--- begin ---
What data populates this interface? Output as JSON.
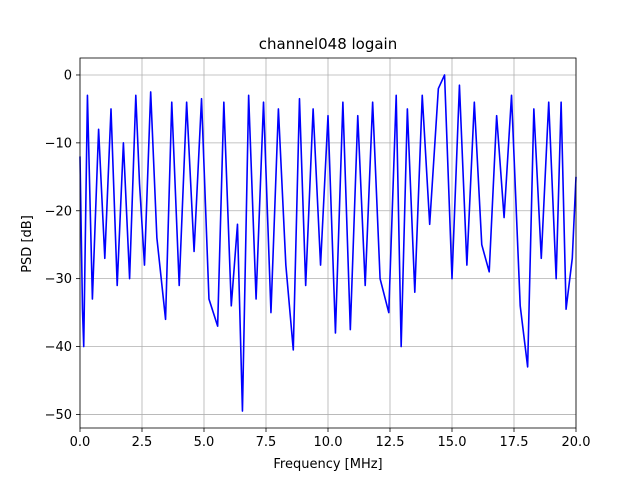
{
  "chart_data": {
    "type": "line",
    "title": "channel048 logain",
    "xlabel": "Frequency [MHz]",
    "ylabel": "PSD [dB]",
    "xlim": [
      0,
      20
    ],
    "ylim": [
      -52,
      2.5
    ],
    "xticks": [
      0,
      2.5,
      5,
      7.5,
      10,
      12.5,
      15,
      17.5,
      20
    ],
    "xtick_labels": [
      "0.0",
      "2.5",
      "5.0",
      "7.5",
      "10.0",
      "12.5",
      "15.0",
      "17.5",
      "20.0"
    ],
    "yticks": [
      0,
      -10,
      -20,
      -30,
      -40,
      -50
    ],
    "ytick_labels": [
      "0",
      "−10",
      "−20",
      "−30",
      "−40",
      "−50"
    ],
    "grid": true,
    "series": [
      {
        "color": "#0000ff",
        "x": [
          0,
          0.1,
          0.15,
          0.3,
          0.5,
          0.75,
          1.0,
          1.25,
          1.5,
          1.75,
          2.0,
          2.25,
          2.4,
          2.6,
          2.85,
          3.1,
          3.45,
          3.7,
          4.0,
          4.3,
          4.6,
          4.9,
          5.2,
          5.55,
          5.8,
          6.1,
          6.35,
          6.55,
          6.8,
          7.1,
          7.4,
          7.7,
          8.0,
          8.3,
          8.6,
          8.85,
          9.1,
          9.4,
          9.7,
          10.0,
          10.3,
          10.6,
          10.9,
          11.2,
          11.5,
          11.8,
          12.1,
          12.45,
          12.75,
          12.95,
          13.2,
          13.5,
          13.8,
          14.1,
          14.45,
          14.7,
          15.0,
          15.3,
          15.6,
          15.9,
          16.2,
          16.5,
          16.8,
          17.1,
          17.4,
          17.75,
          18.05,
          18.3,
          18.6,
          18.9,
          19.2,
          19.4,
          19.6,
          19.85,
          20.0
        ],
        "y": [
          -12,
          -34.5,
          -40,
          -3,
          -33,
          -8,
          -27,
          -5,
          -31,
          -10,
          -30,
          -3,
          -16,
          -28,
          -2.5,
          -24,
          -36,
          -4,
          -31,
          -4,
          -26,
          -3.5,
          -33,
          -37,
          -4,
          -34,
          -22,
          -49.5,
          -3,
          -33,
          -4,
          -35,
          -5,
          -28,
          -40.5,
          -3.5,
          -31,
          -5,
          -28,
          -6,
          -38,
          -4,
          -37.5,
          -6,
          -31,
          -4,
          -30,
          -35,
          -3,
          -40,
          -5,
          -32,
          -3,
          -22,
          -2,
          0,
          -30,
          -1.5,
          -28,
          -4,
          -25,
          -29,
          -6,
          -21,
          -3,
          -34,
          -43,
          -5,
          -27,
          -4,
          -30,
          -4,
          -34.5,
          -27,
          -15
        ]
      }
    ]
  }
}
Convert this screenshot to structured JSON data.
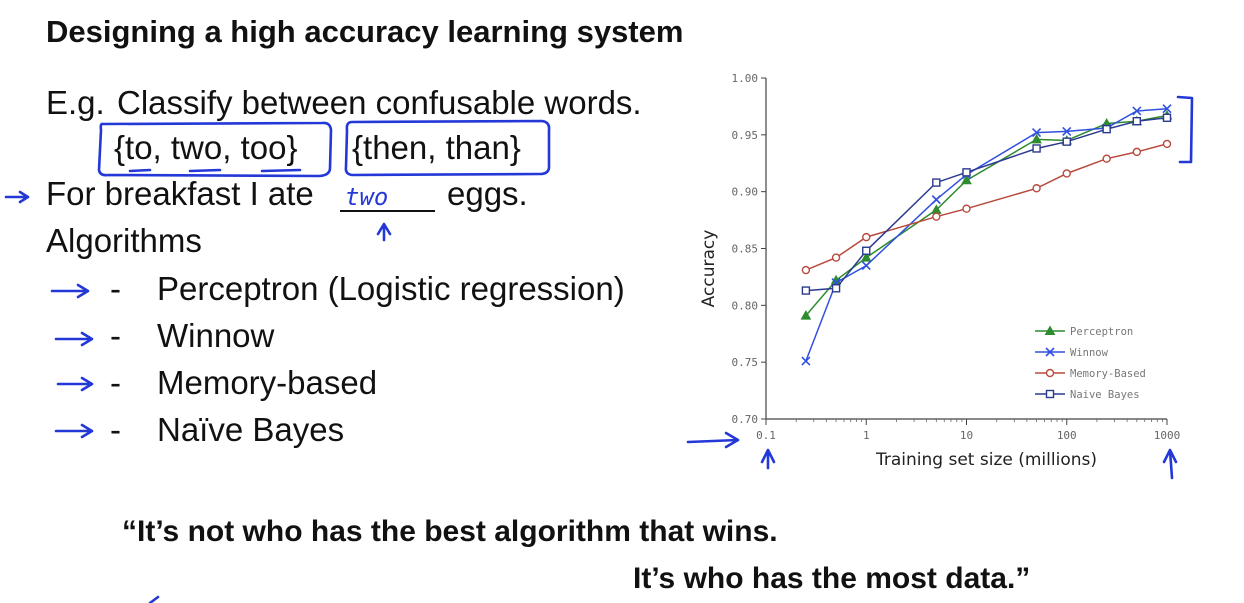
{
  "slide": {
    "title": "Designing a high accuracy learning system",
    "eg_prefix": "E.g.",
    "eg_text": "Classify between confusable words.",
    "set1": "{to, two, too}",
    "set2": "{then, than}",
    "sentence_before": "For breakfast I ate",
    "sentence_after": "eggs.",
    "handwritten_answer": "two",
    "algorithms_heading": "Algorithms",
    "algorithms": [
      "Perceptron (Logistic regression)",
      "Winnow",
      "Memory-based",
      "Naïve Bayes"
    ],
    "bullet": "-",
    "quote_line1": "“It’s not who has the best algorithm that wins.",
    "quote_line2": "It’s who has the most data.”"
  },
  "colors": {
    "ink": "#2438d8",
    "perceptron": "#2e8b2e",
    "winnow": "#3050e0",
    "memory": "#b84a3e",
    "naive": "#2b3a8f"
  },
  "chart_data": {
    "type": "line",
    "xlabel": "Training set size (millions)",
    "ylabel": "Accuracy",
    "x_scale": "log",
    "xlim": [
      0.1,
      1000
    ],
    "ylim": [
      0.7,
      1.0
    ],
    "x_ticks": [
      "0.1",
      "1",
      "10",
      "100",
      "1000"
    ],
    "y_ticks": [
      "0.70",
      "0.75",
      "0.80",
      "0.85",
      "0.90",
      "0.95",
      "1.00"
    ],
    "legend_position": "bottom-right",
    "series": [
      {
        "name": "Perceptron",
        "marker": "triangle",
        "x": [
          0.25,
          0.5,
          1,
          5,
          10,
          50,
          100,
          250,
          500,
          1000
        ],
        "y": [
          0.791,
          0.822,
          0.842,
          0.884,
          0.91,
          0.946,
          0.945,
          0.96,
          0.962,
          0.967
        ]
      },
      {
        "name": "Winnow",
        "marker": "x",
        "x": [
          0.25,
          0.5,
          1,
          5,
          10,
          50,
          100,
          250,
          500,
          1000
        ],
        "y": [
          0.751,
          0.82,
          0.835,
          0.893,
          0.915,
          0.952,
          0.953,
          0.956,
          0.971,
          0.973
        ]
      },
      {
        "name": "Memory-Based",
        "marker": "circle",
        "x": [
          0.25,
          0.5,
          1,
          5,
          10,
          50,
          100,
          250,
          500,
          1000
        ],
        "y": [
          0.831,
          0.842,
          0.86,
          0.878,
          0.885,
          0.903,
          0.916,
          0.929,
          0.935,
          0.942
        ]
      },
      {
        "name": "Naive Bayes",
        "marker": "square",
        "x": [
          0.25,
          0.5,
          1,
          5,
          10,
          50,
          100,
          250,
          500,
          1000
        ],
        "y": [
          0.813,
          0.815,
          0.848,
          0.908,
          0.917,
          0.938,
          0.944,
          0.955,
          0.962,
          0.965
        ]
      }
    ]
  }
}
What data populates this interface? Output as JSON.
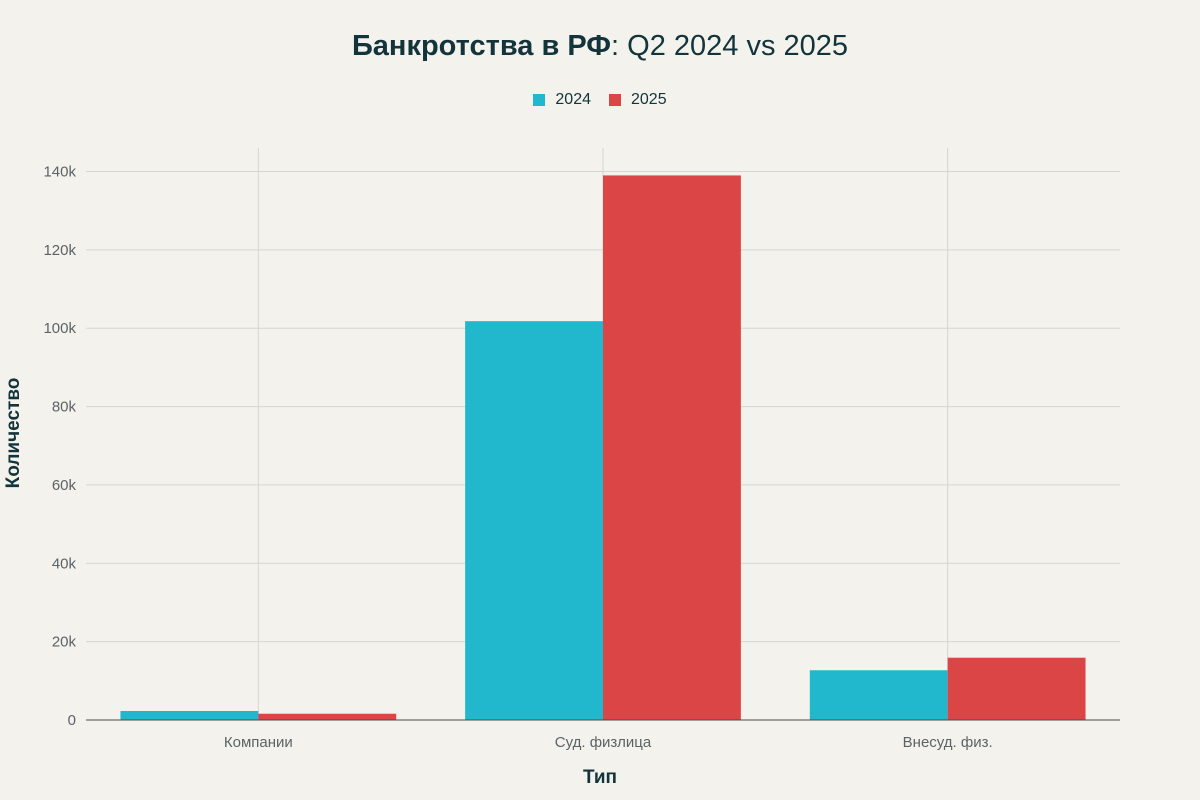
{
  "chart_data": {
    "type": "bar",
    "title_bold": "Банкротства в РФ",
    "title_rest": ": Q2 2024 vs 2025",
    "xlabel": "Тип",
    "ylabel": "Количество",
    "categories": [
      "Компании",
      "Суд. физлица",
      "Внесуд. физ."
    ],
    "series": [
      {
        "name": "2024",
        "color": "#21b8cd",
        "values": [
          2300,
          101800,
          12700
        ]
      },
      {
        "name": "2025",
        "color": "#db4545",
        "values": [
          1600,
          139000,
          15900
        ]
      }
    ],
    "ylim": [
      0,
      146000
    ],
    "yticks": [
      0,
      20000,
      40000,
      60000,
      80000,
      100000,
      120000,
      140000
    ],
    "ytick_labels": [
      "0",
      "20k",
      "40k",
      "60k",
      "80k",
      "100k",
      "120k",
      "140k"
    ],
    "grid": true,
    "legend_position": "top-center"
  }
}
--- end ---
Copy every record above exactly, leaving out any pictures.

What data populates this interface? Output as JSON.
{
  "chart_data": {
    "type": "line",
    "title": "channel048 logain",
    "xlabel": "Frequency [MHz]",
    "ylabel": "PSD [dB]",
    "xlim": [
      0,
      20
    ],
    "ylim": [
      -52,
      2.5
    ],
    "xticks": [
      0,
      2.5,
      5,
      7.5,
      10,
      12.5,
      15,
      17.5,
      20
    ],
    "xtick_labels": [
      "0.0",
      "2.5",
      "5.0",
      "7.5",
      "10.0",
      "12.5",
      "15.0",
      "17.5",
      "20.0"
    ],
    "yticks": [
      0,
      -10,
      -20,
      -30,
      -40,
      -50
    ],
    "ytick_labels": [
      "0",
      "−10",
      "−20",
      "−30",
      "−40",
      "−50"
    ],
    "grid": true,
    "series": [
      {
        "color": "#0000ff",
        "x": [
          0,
          0.1,
          0.15,
          0.3,
          0.5,
          0.75,
          1.0,
          1.25,
          1.5,
          1.75,
          2.0,
          2.25,
          2.4,
          2.6,
          2.85,
          3.1,
          3.45,
          3.7,
          4.0,
          4.3,
          4.6,
          4.9,
          5.2,
          5.55,
          5.8,
          6.1,
          6.35,
          6.55,
          6.8,
          7.1,
          7.4,
          7.7,
          8.0,
          8.3,
          8.6,
          8.85,
          9.1,
          9.4,
          9.7,
          10.0,
          10.3,
          10.6,
          10.9,
          11.2,
          11.5,
          11.8,
          12.1,
          12.45,
          12.75,
          12.95,
          13.2,
          13.5,
          13.8,
          14.1,
          14.45,
          14.7,
          15.0,
          15.3,
          15.6,
          15.9,
          16.2,
          16.5,
          16.8,
          17.1,
          17.4,
          17.75,
          18.05,
          18.3,
          18.6,
          18.9,
          19.2,
          19.4,
          19.6,
          19.85,
          20.0
        ],
        "y": [
          -12,
          -34.5,
          -40,
          -3,
          -33,
          -8,
          -27,
          -5,
          -31,
          -10,
          -30,
          -3,
          -16,
          -28,
          -2.5,
          -24,
          -36,
          -4,
          -31,
          -4,
          -26,
          -3.5,
          -33,
          -37,
          -4,
          -34,
          -22,
          -49.5,
          -3,
          -33,
          -4,
          -35,
          -5,
          -28,
          -40.5,
          -3.5,
          -31,
          -5,
          -28,
          -6,
          -38,
          -4,
          -37.5,
          -6,
          -31,
          -4,
          -30,
          -35,
          -3,
          -40,
          -5,
          -32,
          -3,
          -22,
          -2,
          0,
          -30,
          -1.5,
          -28,
          -4,
          -25,
          -29,
          -6,
          -21,
          -3,
          -34,
          -43,
          -5,
          -27,
          -4,
          -30,
          -4,
          -34.5,
          -27,
          -15
        ]
      }
    ]
  }
}
Convert this screenshot to structured JSON data.
{
  "slide": {
    "title": "Designing a high accuracy learning system",
    "eg_prefix": "E.g.",
    "eg_text": "Classify between confusable words.",
    "set1": "{to, two, too}",
    "set2": "{then, than}",
    "sentence_before": "For breakfast I ate",
    "sentence_after": "eggs.",
    "handwritten_answer": "two",
    "algorithms_heading": "Algorithms",
    "algorithms": [
      "Perceptron (Logistic regression)",
      "Winnow",
      "Memory-based",
      "Naïve Bayes"
    ],
    "bullet": "-",
    "quote_line1": "“It’s not who has the best algorithm that wins.",
    "quote_line2": "It’s who has the most data.”"
  },
  "colors": {
    "ink": "#2438d8",
    "perceptron": "#2e8b2e",
    "winnow": "#3050e0",
    "memory": "#b84a3e",
    "naive": "#2b3a8f"
  },
  "chart_data": {
    "type": "line",
    "xlabel": "Training set size (millions)",
    "ylabel": "Accuracy",
    "x_scale": "log",
    "xlim": [
      0.1,
      1000
    ],
    "ylim": [
      0.7,
      1.0
    ],
    "x_ticks": [
      "0.1",
      "1",
      "10",
      "100",
      "1000"
    ],
    "y_ticks": [
      "0.70",
      "0.75",
      "0.80",
      "0.85",
      "0.90",
      "0.95",
      "1.00"
    ],
    "legend_position": "bottom-right",
    "series": [
      {
        "name": "Perceptron",
        "marker": "triangle",
        "x": [
          0.25,
          0.5,
          1,
          5,
          10,
          50,
          100,
          250,
          500,
          1000
        ],
        "y": [
          0.791,
          0.822,
          0.842,
          0.884,
          0.91,
          0.946,
          0.945,
          0.96,
          0.962,
          0.967
        ]
      },
      {
        "name": "Winnow",
        "marker": "x",
        "x": [
          0.25,
          0.5,
          1,
          5,
          10,
          50,
          100,
          250,
          500,
          1000
        ],
        "y": [
          0.751,
          0.82,
          0.835,
          0.893,
          0.915,
          0.952,
          0.953,
          0.956,
          0.971,
          0.973
        ]
      },
      {
        "name": "Memory-Based",
        "marker": "circle",
        "x": [
          0.25,
          0.5,
          1,
          5,
          10,
          50,
          100,
          250,
          500,
          1000
        ],
        "y": [
          0.831,
          0.842,
          0.86,
          0.878,
          0.885,
          0.903,
          0.916,
          0.929,
          0.935,
          0.942
        ]
      },
      {
        "name": "Naive Bayes",
        "marker": "square",
        "x": [
          0.25,
          0.5,
          1,
          5,
          10,
          50,
          100,
          250,
          500,
          1000
        ],
        "y": [
          0.813,
          0.815,
          0.848,
          0.908,
          0.917,
          0.938,
          0.944,
          0.955,
          0.962,
          0.965
        ]
      }
    ]
  }
}
What data populates this interface? Output as JSON.
{
  "chart_data": {
    "type": "bar",
    "title_bold": "Банкротства в РФ",
    "title_rest": ": Q2 2024 vs 2025",
    "xlabel": "Тип",
    "ylabel": "Количество",
    "categories": [
      "Компании",
      "Суд. физлица",
      "Внесуд. физ."
    ],
    "series": [
      {
        "name": "2024",
        "color": "#21b8cd",
        "values": [
          2300,
          101800,
          12700
        ]
      },
      {
        "name": "2025",
        "color": "#db4545",
        "values": [
          1600,
          139000,
          15900
        ]
      }
    ],
    "ylim": [
      0,
      146000
    ],
    "yticks": [
      0,
      20000,
      40000,
      60000,
      80000,
      100000,
      120000,
      140000
    ],
    "ytick_labels": [
      "0",
      "20k",
      "40k",
      "60k",
      "80k",
      "100k",
      "120k",
      "140k"
    ],
    "grid": true,
    "legend_position": "top-center"
  }
}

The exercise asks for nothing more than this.